Task instructions:
Filter out every line below that lacks "acids", and copy the rest.

Records from a dataset
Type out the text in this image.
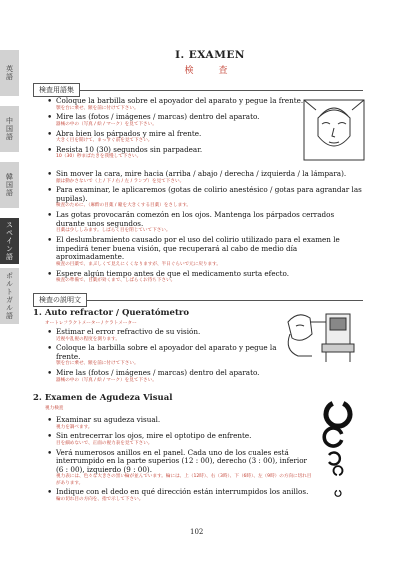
英語
中国語
韓国語
スペイン語
ポルトガル語
I. EXAMEN
検　査
検査用語集
• Coloque la barbilla sobre el apoyador del aparato y pegue la frente.
顎を台に乗せ、額を前に付けて下さい。
• Mire las (fotos / imágenes / marcas) dentro del aparato.
器械の中の（写真 / 絵 / マーク）を見て下さい。
• Abra bien los párpados y mire al frente.
大きく目を開けて、まっすぐ前を見て下さい。
• Resista 10 (30) segundos sin parpadear.
10（30）秒まばたきを我慢して下さい。
• Sin mover la cara, mire hacia (arriba / abajo / derecha / izquierda / la lámpara).
顔は動かさないで（上 / 下 / 右 / 左 / ランプ）を見て下さい。
• Para examinar, le aplicaremos (gotas de colirio anestésico / gotas para agrandar las pupilas).
検査のために、（麻酔の目薬 / 瞳を大きくする目薬）をさします。
• Las gotas provocarán comezón en los ojos. Mantenga los párpados cerrados durante unos segundos.
目薬は少ししみます。しばらく目を閉じていて下さい。
• El deslumbramiento causado por el uso del colirio utilizado para el examen le impedirá tener buena visión, que recuperará al cabo de medio día aproximadamente.
検査の目薬で、まぶしくて見えにくくなりますが、半日ぐらいで元に戻ります。
• Espere algún tiempo antes de que el medicamento surta efecto.
検査の準備で、目薬が効くまで、しばらくお待ち下さい。
検査の説明文
1. Auto refractor / Queratómetro
オートレフラクトメーター / ケラトメーター
• Estimar el error refractivo de su visión.
近視や乱視の程度を測ります。
• Coloque la barbilla sobre el apoyador del aparato y pegue la frente.
顎を台に乗せ、額を前に付けて下さい。
• Mire las (fotos / imágenes / marcas) dentro del aparato.
器械の中の（写真 / 絵 / マーク）を見て下さい。
2. Examen de Agudeza Visual
視力検査
• Examinar su agudeza visual.
視力を調べます。
• Sin entrecerrar los ojos, mire el optotipo de enfrente.
目を細めないで、正面の視力表を見て下さい。
• Verá numerosos anillos en el panel. Cada uno de los cuales está interrumpido en la parte superios (12 : 00), derecho (3 : 00), inferior (6 : 00), izquierdo (9 : 00).
視力表には、色々な大きさの黒い輪が並んでいます。輪には、上（12時）、右（3時）、下（6時）、左（9時）の方向に切れ目があります。
• Indique con el dedo en qué dirección están interrumpidos los anillos.
輪の切れ目の方向を、指で示して下さい。
102
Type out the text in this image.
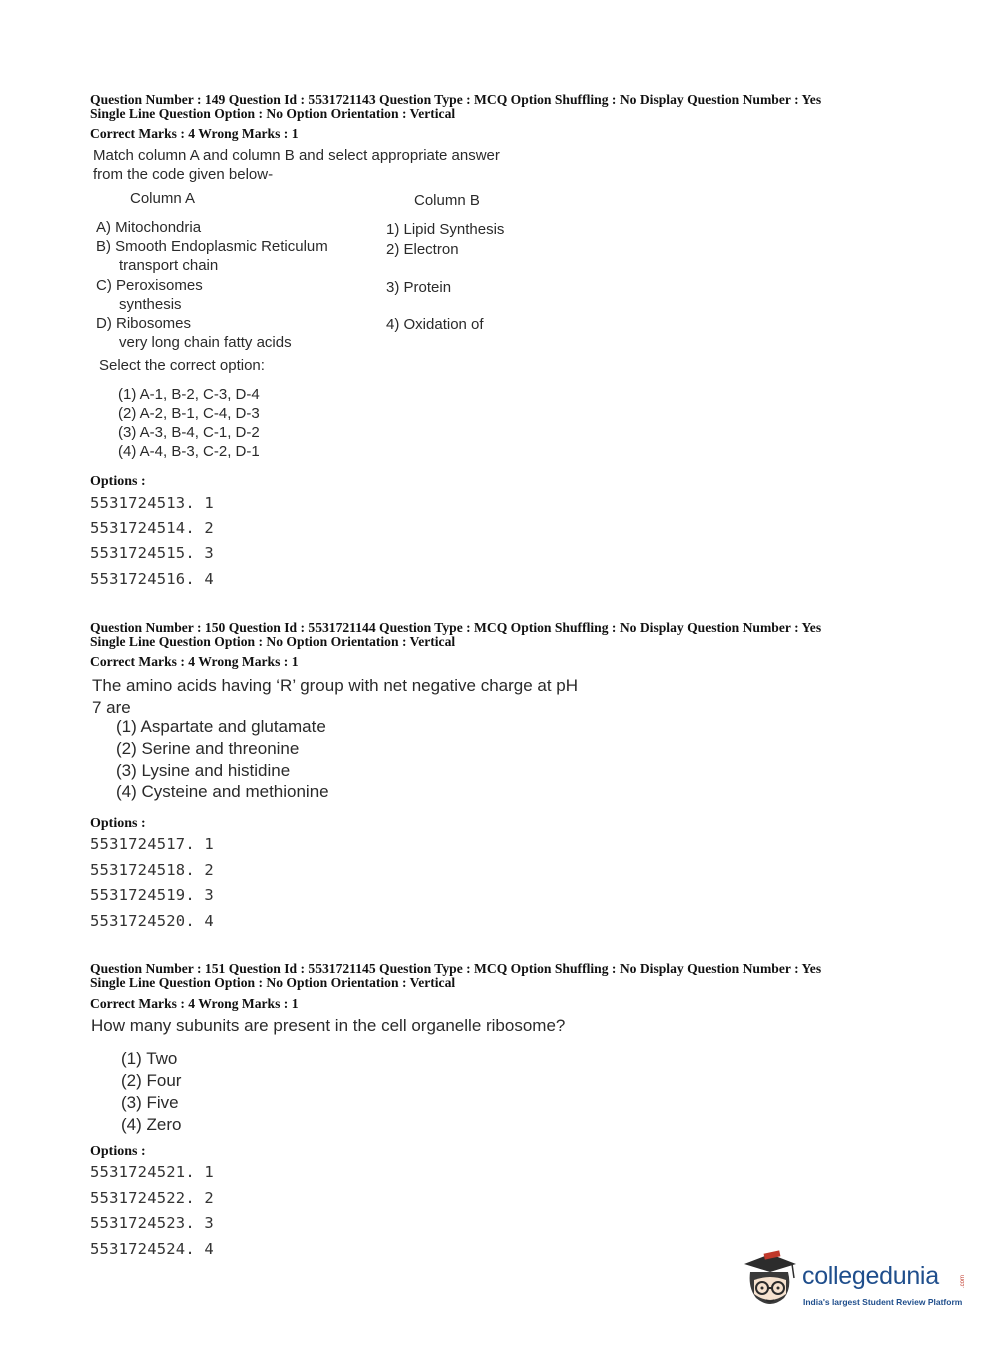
Question Number : 149 Question Id : 5531721143 Question Type : MCQ Option Shuffling : No Display Question Number : Yes
Single Line Question Option : No Option Orientation : Vertical
Correct Marks : 4 Wrong Marks : 1
Match column A and column B and select appropriate answer
from the code given below-
Column A	Column B
A) Mitochondria
B) Smooth Endoplasmic Reticulum
transport chain
C) Peroxisomes
synthesis
D) Ribosomes
very long chain fatty acids
1) Lipid Synthesis
2) Electron
3) Protein
4) Oxidation of
Select the correct option:
(1) A-1, B-2, C-3, D-4
(2) A-2, B-1, C-4, D-3
(3) A-3, B-4, C-1, D-2
(4) A-4, B-3, C-2, D-1
Options :
5531724513. 1
5531724514. 2
5531724515. 3
5531724516. 4
Question Number : 150 Question Id : 5531721144 Question Type : MCQ Option Shuffling : No Display Question Number : Yes
Single Line Question Option : No Option Orientation : Vertical
Correct Marks : 4 Wrong Marks : 1
The amino acids having ‘R’ group with net negative charge at pH
7 are
(1) Aspartate and glutamate
(2) Serine and threonine
(3) Lysine and histidine
(4) Cysteine and methionine
Options :
5531724517. 1
5531724518. 2
5531724519. 3
5531724520. 4
Question Number : 151 Question Id : 5531721145 Question Type : MCQ Option Shuffling : No Display Question Number : Yes
Single Line Question Option : No Option Orientation : Vertical
Correct Marks : 4 Wrong Marks : 1
How many subunits are present in the cell organelle ribosome?
(1) Two
(2) Four
(3) Five
(4) Zero
Options :
5531724521. 1
5531724522. 2
5531724523. 3
5531724524. 4
collegedunia	.com
India's largest Student Review Platform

Answer to this task:
very long chain fatty acids
The amino acids having ‘R’ group with net negative charge at pH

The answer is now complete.